**Stated problem**
Copy out the records in full, word for word, without pictures.

**Input rows**
____

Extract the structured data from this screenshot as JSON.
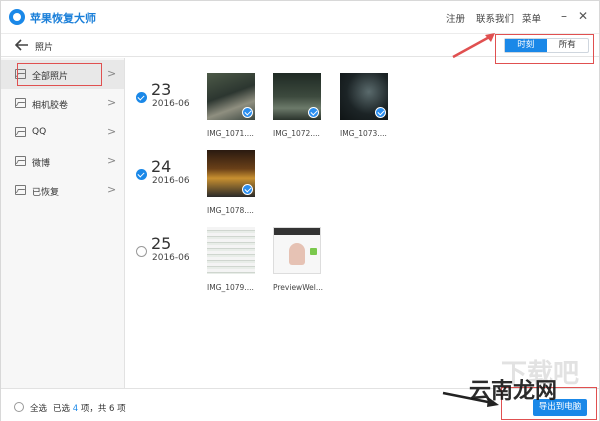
{
  "app": {
    "title": "苹果恢复大师",
    "links": [
      "注册",
      "联系我们",
      "菜单"
    ],
    "minimize_icon": "minimize-icon",
    "close_icon": "close-icon",
    "brand_color": "#1a88e8"
  },
  "toolbar": {
    "back_icon": "back-arrow-icon",
    "title": "照片",
    "segments": [
      {
        "label": "时刻",
        "selected": true
      },
      {
        "label": "所有",
        "selected": false
      }
    ]
  },
  "sidebar": {
    "items": [
      {
        "label": "全部照片",
        "icon": "document-icon",
        "selected": true
      },
      {
        "label": "相机胶卷",
        "icon": "image-icon",
        "selected": false
      },
      {
        "label": "QQ",
        "icon": "image-icon",
        "selected": false
      },
      {
        "label": "微博",
        "icon": "image-icon",
        "selected": false
      },
      {
        "label": "已恢复",
        "icon": "image-icon",
        "selected": false
      }
    ]
  },
  "groups": [
    {
      "day": "23",
      "month": "2016-06",
      "checked": true,
      "photos": [
        {
          "caption": "IMG_1071....",
          "checked": true
        },
        {
          "caption": "IMG_1072....",
          "checked": true
        },
        {
          "caption": "IMG_1073....",
          "checked": true
        }
      ]
    },
    {
      "day": "24",
      "month": "2016-06",
      "checked": true,
      "photos": [
        {
          "caption": "IMG_1078....",
          "checked": true
        }
      ]
    },
    {
      "day": "25",
      "month": "2016-06",
      "checked": false,
      "photos": [
        {
          "caption": "IMG_1079....",
          "checked": false
        },
        {
          "caption": "PreviewWel...",
          "checked": false
        }
      ]
    }
  ],
  "bottom": {
    "select_all_label": "全选",
    "selected_prefix": "已选",
    "selected_count": "4",
    "selected_suffix": "项，共 6 项",
    "export_label": "导出到电脑"
  },
  "watermark": {
    "text": "云南龙网",
    "ghost_text": "下载吧"
  },
  "annotation_color": "#e05050"
}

____

**Exercise answer**
Extract the structured data from this screenshot as JSON.
{
  "app": {
    "title": "苹果恢复大师",
    "links": [
      "注册",
      "联系我们",
      "菜单"
    ],
    "minimize_icon": "minimize-icon",
    "close_icon": "close-icon",
    "brand_color": "#1a88e8"
  },
  "toolbar": {
    "back_icon": "back-arrow-icon",
    "title": "照片",
    "segments": [
      {
        "label": "时刻",
        "selected": true
      },
      {
        "label": "所有",
        "selected": false
      }
    ]
  },
  "sidebar": {
    "items": [
      {
        "label": "全部照片",
        "icon": "document-icon",
        "selected": true
      },
      {
        "label": "相机胶卷",
        "icon": "image-icon",
        "selected": false
      },
      {
        "label": "QQ",
        "icon": "image-icon",
        "selected": false
      },
      {
        "label": "微博",
        "icon": "image-icon",
        "selected": false
      },
      {
        "label": "已恢复",
        "icon": "image-icon",
        "selected": false
      }
    ]
  },
  "groups": [
    {
      "day": "23",
      "month": "2016-06",
      "checked": true,
      "photos": [
        {
          "caption": "IMG_1071....",
          "checked": true
        },
        {
          "caption": "IMG_1072....",
          "checked": true
        },
        {
          "caption": "IMG_1073....",
          "checked": true
        }
      ]
    },
    {
      "day": "24",
      "month": "2016-06",
      "checked": true,
      "photos": [
        {
          "caption": "IMG_1078....",
          "checked": true
        }
      ]
    },
    {
      "day": "25",
      "month": "2016-06",
      "checked": false,
      "photos": [
        {
          "caption": "IMG_1079....",
          "checked": false
        },
        {
          "caption": "PreviewWel...",
          "checked": false
        }
      ]
    }
  ],
  "bottom": {
    "select_all_label": "全选",
    "selected_prefix": "已选",
    "selected_count": "4",
    "selected_suffix": "项，共 6 项",
    "export_label": "导出到电脑"
  },
  "watermark": {
    "text": "云南龙网",
    "ghost_text": "下载吧"
  },
  "annotation_color": "#e05050"
}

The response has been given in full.